▶ [OBJECTIVE] All of the material below is to be returned exactly.

(Stored entries)
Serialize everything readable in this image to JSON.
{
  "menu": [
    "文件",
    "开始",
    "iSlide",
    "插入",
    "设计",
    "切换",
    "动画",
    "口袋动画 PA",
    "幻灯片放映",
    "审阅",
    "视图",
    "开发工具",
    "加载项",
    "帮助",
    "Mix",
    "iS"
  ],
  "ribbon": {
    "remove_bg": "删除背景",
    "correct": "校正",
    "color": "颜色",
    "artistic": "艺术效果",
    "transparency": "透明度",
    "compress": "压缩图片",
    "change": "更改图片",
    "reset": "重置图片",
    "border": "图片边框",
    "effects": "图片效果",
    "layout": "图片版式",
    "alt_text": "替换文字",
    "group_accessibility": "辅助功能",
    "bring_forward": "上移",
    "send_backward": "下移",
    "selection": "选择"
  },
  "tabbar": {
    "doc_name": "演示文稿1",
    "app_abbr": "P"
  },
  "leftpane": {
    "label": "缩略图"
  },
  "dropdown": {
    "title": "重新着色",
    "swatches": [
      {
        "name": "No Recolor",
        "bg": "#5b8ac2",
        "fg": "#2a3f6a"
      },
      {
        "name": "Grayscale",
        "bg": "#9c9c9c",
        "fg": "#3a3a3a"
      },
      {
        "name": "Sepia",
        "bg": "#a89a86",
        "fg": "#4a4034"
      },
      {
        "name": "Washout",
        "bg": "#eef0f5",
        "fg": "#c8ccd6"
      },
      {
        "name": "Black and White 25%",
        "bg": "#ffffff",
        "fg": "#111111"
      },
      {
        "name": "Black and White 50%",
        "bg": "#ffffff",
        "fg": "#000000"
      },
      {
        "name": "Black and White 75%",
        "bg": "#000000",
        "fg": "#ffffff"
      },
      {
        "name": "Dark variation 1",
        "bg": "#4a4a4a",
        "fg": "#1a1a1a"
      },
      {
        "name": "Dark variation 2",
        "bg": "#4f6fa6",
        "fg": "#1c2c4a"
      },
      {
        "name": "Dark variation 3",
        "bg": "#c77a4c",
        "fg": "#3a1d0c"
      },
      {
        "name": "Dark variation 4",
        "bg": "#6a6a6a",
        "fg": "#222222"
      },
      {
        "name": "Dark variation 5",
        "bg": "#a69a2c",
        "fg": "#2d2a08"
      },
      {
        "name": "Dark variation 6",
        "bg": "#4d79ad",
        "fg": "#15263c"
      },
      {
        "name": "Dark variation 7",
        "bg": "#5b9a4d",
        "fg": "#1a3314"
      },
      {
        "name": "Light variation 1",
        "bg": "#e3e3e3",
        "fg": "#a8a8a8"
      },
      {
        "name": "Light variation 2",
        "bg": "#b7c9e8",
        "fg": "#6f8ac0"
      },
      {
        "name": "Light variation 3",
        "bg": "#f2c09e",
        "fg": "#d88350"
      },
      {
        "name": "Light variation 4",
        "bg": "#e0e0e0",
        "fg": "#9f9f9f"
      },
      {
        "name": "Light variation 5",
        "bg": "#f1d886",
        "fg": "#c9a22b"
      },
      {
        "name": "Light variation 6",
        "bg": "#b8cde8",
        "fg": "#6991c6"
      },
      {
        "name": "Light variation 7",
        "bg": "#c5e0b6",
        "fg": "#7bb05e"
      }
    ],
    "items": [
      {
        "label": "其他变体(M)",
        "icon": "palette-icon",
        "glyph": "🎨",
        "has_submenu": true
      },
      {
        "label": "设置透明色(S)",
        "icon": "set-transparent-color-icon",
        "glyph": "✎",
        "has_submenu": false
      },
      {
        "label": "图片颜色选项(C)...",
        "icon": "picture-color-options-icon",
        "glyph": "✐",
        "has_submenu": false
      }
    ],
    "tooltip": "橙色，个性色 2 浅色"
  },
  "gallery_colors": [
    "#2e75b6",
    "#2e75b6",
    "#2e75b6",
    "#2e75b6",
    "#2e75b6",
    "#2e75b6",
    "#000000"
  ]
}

▶ [THE OUTPUT]
Serialize everything readable in this image to JSON.
{
  "menu": [
    "文件",
    "开始",
    "iSlide",
    "插入",
    "设计",
    "切换",
    "动画",
    "口袋动画 PA",
    "幻灯片放映",
    "审阅",
    "视图",
    "开发工具",
    "加载项",
    "帮助",
    "Mix",
    "iS"
  ],
  "ribbon": {
    "remove_bg": "删除背景",
    "correct": "校正",
    "color": "颜色",
    "artistic": "艺术效果",
    "transparency": "透明度",
    "compress": "压缩图片",
    "change": "更改图片",
    "reset": "重置图片",
    "border": "图片边框",
    "effects": "图片效果",
    "layout": "图片版式",
    "alt_text": "替换文字",
    "group_accessibility": "辅助功能",
    "bring_forward": "上移",
    "send_backward": "下移",
    "selection": "选择"
  },
  "tabbar": {
    "doc_name": "演示文稿1",
    "app_abbr": "P"
  },
  "leftpane": {
    "label": "缩略图"
  },
  "dropdown": {
    "title": "重新着色",
    "swatches": [
      {
        "name": "No Recolor",
        "bg": "#5b8ac2",
        "fg": "#2a3f6a"
      },
      {
        "name": "Grayscale",
        "bg": "#9c9c9c",
        "fg": "#3a3a3a"
      },
      {
        "name": "Sepia",
        "bg": "#a89a86",
        "fg": "#4a4034"
      },
      {
        "name": "Washout",
        "bg": "#eef0f5",
        "fg": "#c8ccd6"
      },
      {
        "name": "Black and White 25%",
        "bg": "#ffffff",
        "fg": "#111111"
      },
      {
        "name": "Black and White 50%",
        "bg": "#ffffff",
        "fg": "#000000"
      },
      {
        "name": "Black and White 75%",
        "bg": "#000000",
        "fg": "#ffffff"
      },
      {
        "name": "Dark variation 1",
        "bg": "#4a4a4a",
        "fg": "#1a1a1a"
      },
      {
        "name": "Dark variation 2",
        "bg": "#4f6fa6",
        "fg": "#1c2c4a"
      },
      {
        "name": "Dark variation 3",
        "bg": "#c77a4c",
        "fg": "#3a1d0c"
      },
      {
        "name": "Dark variation 4",
        "bg": "#6a6a6a",
        "fg": "#222222"
      },
      {
        "name": "Dark variation 5",
        "bg": "#a69a2c",
        "fg": "#2d2a08"
      },
      {
        "name": "Dark variation 6",
        "bg": "#4d79ad",
        "fg": "#15263c"
      },
      {
        "name": "Dark variation 7",
        "bg": "#5b9a4d",
        "fg": "#1a3314"
      },
      {
        "name": "Light variation 1",
        "bg": "#e3e3e3",
        "fg": "#a8a8a8"
      },
      {
        "name": "Light variation 2",
        "bg": "#b7c9e8",
        "fg": "#6f8ac0"
      },
      {
        "name": "Light variation 3",
        "bg": "#f2c09e",
        "fg": "#d88350"
      },
      {
        "name": "Light variation 4",
        "bg": "#e0e0e0",
        "fg": "#9f9f9f"
      },
      {
        "name": "Light variation 5",
        "bg": "#f1d886",
        "fg": "#c9a22b"
      },
      {
        "name": "Light variation 6",
        "bg": "#b8cde8",
        "fg": "#6991c6"
      },
      {
        "name": "Light variation 7",
        "bg": "#c5e0b6",
        "fg": "#7bb05e"
      }
    ],
    "items": [
      {
        "label": "其他变体(M)",
        "icon": "palette-icon",
        "glyph": "🎨",
        "has_submenu": true
      },
      {
        "label": "设置透明色(S)",
        "icon": "set-transparent-color-icon",
        "glyph": "✎",
        "has_submenu": false
      },
      {
        "label": "图片颜色选项(C)...",
        "icon": "picture-color-options-icon",
        "glyph": "✐",
        "has_submenu": false
      }
    ],
    "tooltip": "橙色，个性色 2 浅色"
  },
  "gallery_colors": [
    "#2e75b6",
    "#2e75b6",
    "#2e75b6",
    "#2e75b6",
    "#2e75b6",
    "#2e75b6",
    "#000000"
  ]
}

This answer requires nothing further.